Figure collection entries:
--- Begin ---
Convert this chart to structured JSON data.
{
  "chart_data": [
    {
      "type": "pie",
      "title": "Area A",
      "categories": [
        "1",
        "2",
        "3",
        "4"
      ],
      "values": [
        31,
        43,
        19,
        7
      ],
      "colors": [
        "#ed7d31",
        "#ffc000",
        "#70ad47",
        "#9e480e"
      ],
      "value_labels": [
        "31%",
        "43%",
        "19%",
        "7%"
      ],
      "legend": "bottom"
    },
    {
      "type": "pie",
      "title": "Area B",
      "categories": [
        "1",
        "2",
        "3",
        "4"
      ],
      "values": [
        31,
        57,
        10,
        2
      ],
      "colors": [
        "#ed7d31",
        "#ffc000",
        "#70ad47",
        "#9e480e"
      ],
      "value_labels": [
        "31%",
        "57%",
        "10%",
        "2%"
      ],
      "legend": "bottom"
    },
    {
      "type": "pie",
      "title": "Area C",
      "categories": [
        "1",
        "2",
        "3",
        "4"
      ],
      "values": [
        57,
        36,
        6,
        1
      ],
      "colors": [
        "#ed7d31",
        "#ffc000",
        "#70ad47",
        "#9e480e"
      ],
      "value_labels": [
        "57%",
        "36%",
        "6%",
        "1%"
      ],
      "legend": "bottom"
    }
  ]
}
--- End ---
TO DO: Only the number is wanted: how many lines in the preceding entries hold the string "title"?

EXERCISE SOLUTION: 3